(Your task) Return all lines below containing the word "JSON".

-------- Provided information

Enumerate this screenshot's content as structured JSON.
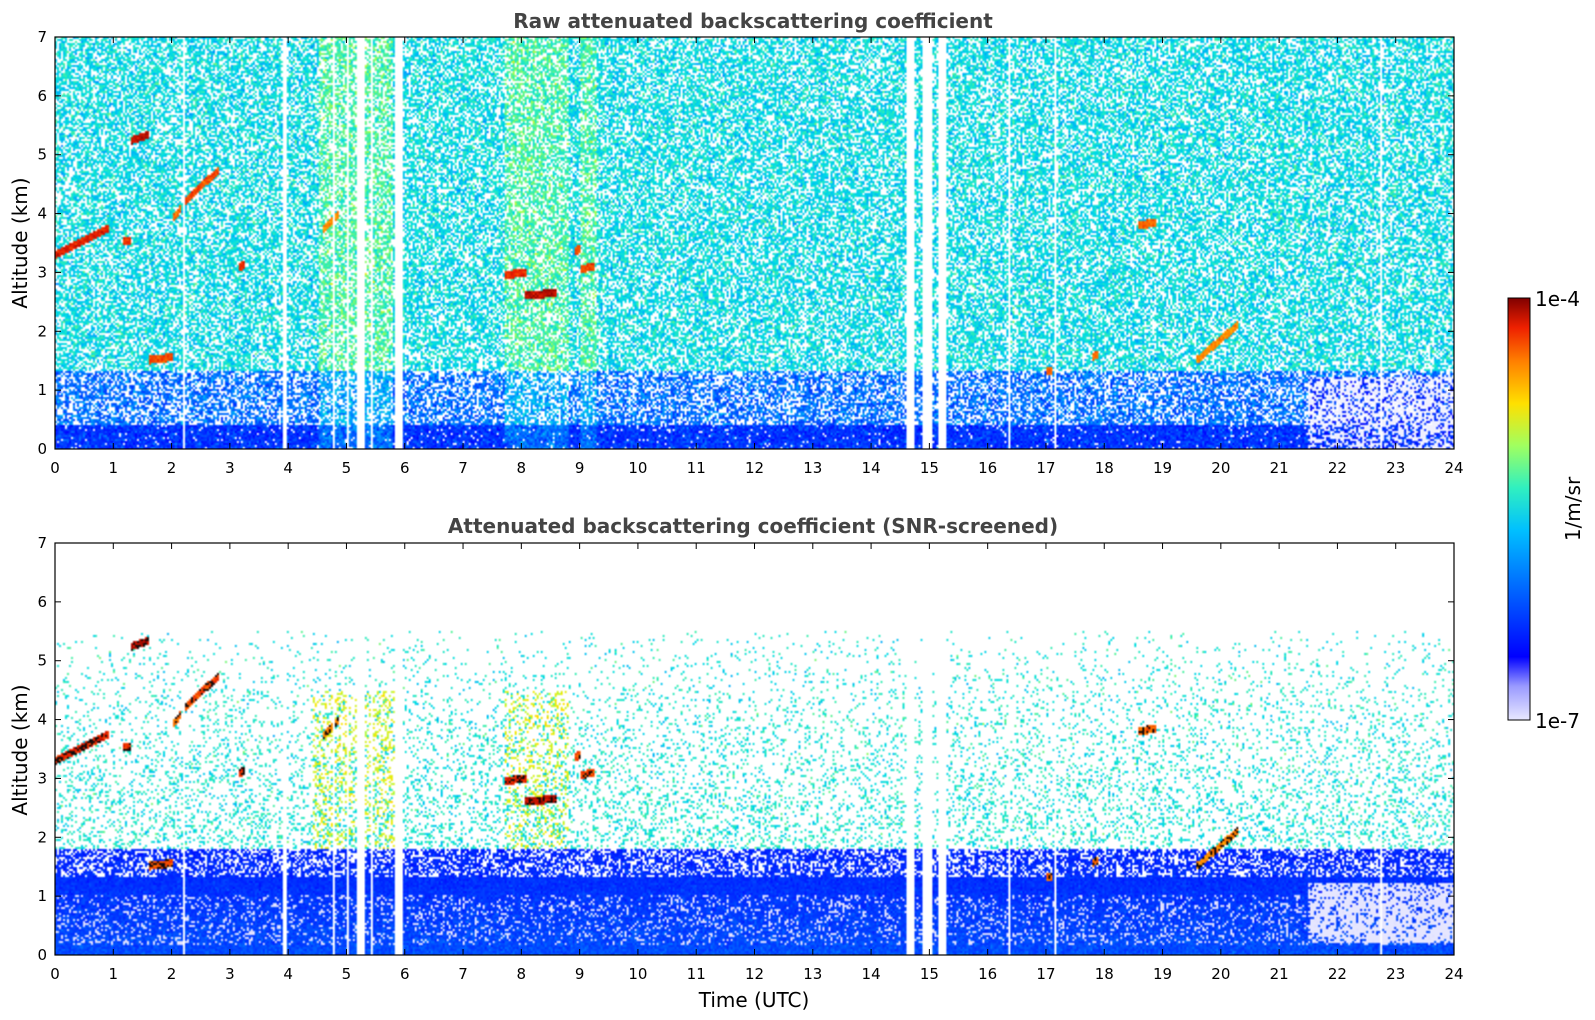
{
  "chart_data": [
    {
      "type": "heatmap",
      "title": "Raw attenuated backscattering coefficient",
      "xlabel": "",
      "ylabel": "Altitude (km)",
      "xlim": [
        0,
        24
      ],
      "ylim": [
        0,
        7
      ],
      "xticks": [
        "0",
        "1",
        "2",
        "3",
        "4",
        "5",
        "6",
        "7",
        "8",
        "9",
        "10",
        "11",
        "12",
        "13",
        "14",
        "15",
        "16",
        "17",
        "18",
        "19",
        "20",
        "21",
        "22",
        "23",
        "24"
      ],
      "yticks": [
        "0",
        "1",
        "2",
        "3",
        "4",
        "5",
        "6",
        "7"
      ],
      "grid": false,
      "data_gaps_utc": [
        [
          2.18,
          2.2
        ],
        [
          3.88,
          3.95
        ],
        [
          4.75,
          4.78
        ],
        [
          4.98,
          5.03
        ],
        [
          5.18,
          5.3
        ],
        [
          5.42,
          5.45
        ],
        [
          5.82,
          5.95
        ],
        [
          9.1,
          9.12
        ],
        [
          13.88,
          13.9
        ],
        [
          14.05,
          14.07
        ],
        [
          14.22,
          14.24
        ],
        [
          14.6,
          14.75
        ],
        [
          14.88,
          15.05
        ],
        [
          15.15,
          15.3
        ],
        [
          15.6,
          15.62
        ],
        [
          16.35,
          16.4
        ],
        [
          17.15,
          17.18
        ],
        [
          22.75,
          22.78
        ]
      ],
      "features": [
        {
          "time_start": 0.0,
          "time_end": 0.9,
          "alt_start_km": 3.3,
          "alt_end_km": 3.75,
          "level": 0.92
        },
        {
          "time_start": 1.3,
          "time_end": 1.6,
          "alt_start_km": 5.25,
          "alt_end_km": 5.35,
          "level": 0.96
        },
        {
          "time_start": 2.2,
          "time_end": 2.8,
          "alt_start_km": 4.2,
          "alt_end_km": 4.75,
          "level": 0.88
        },
        {
          "time_start": 2.0,
          "time_end": 2.15,
          "alt_start_km": 3.9,
          "alt_end_km": 4.1,
          "level": 0.85
        },
        {
          "time_start": 1.15,
          "time_end": 1.3,
          "alt_start_km": 3.52,
          "alt_end_km": 3.55,
          "level": 0.9
        },
        {
          "time_start": 3.15,
          "time_end": 3.25,
          "alt_start_km": 3.1,
          "alt_end_km": 3.12,
          "level": 0.9
        },
        {
          "time_start": 1.6,
          "time_end": 2.0,
          "alt_start_km": 1.5,
          "alt_end_km": 1.55,
          "level": 0.88
        },
        {
          "time_start": 4.6,
          "time_end": 4.85,
          "alt_start_km": 3.75,
          "alt_end_km": 4.0,
          "level": 0.82
        },
        {
          "time_start": 7.7,
          "time_end": 8.1,
          "alt_start_km": 2.95,
          "alt_end_km": 3.0,
          "level": 0.92
        },
        {
          "time_start": 8.05,
          "time_end": 8.6,
          "alt_start_km": 2.6,
          "alt_end_km": 2.65,
          "level": 0.96
        },
        {
          "time_start": 9.0,
          "time_end": 9.25,
          "alt_start_km": 3.05,
          "alt_end_km": 3.1,
          "level": 0.88
        },
        {
          "time_start": 8.9,
          "time_end": 9.0,
          "alt_start_km": 3.35,
          "alt_end_km": 3.4,
          "level": 0.88
        },
        {
          "time_start": 18.6,
          "time_end": 18.9,
          "alt_start_km": 3.8,
          "alt_end_km": 3.85,
          "level": 0.85
        },
        {
          "time_start": 19.6,
          "time_end": 20.3,
          "alt_start_km": 1.5,
          "alt_end_km": 2.1,
          "level": 0.82
        },
        {
          "time_start": 17.0,
          "time_end": 17.1,
          "alt_start_km": 1.3,
          "alt_end_km": 1.32,
          "level": 0.85
        },
        {
          "time_start": 17.8,
          "time_end": 17.9,
          "alt_start_km": 1.55,
          "alt_end_km": 1.6,
          "level": 0.85
        }
      ]
    },
    {
      "type": "heatmap",
      "title": "Attenuated backscattering coefficient (SNR-screened)",
      "xlabel": "Time (UTC)",
      "ylabel": "Altitude (km)",
      "xlim": [
        0,
        24
      ],
      "ylim": [
        0,
        7
      ],
      "xticks": [
        "0",
        "1",
        "2",
        "3",
        "4",
        "5",
        "6",
        "7",
        "8",
        "9",
        "10",
        "11",
        "12",
        "13",
        "14",
        "15",
        "16",
        "17",
        "18",
        "19",
        "20",
        "21",
        "22",
        "23",
        "24"
      ],
      "yticks": [
        "0",
        "1",
        "2",
        "3",
        "4",
        "5",
        "6",
        "7"
      ],
      "grid": false,
      "colorbar": {
        "label": "1/m/sr",
        "min_label": "1e-7",
        "max_label": "1e-4",
        "colormap": "jet"
      }
    }
  ]
}
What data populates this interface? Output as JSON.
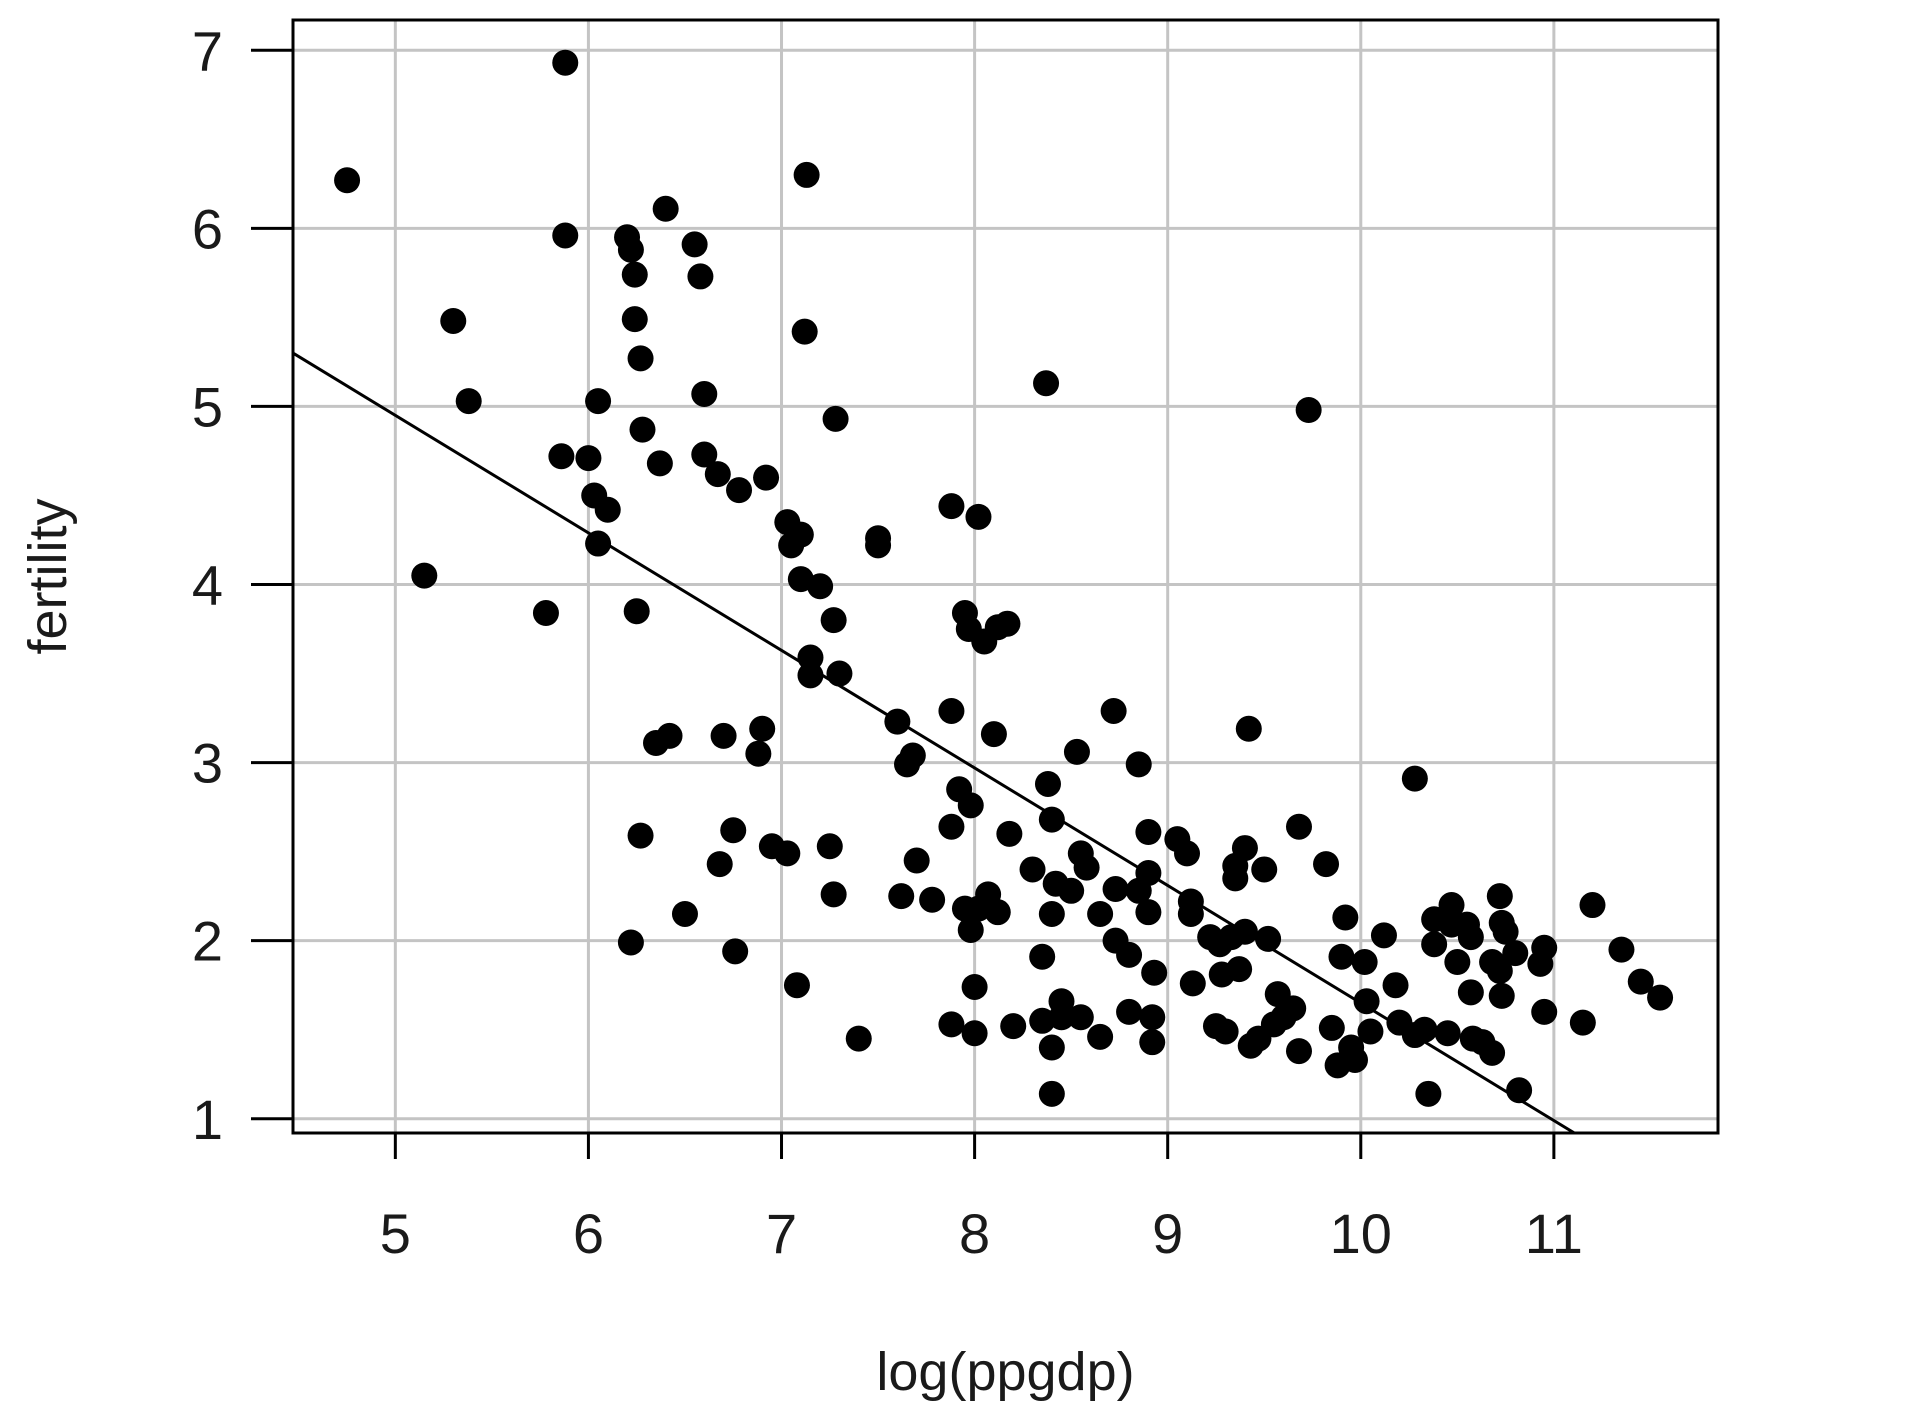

----------------

(Finished task)
Enumerate this screenshot's content as structured JSON.
What data populates this interface? Output as JSON.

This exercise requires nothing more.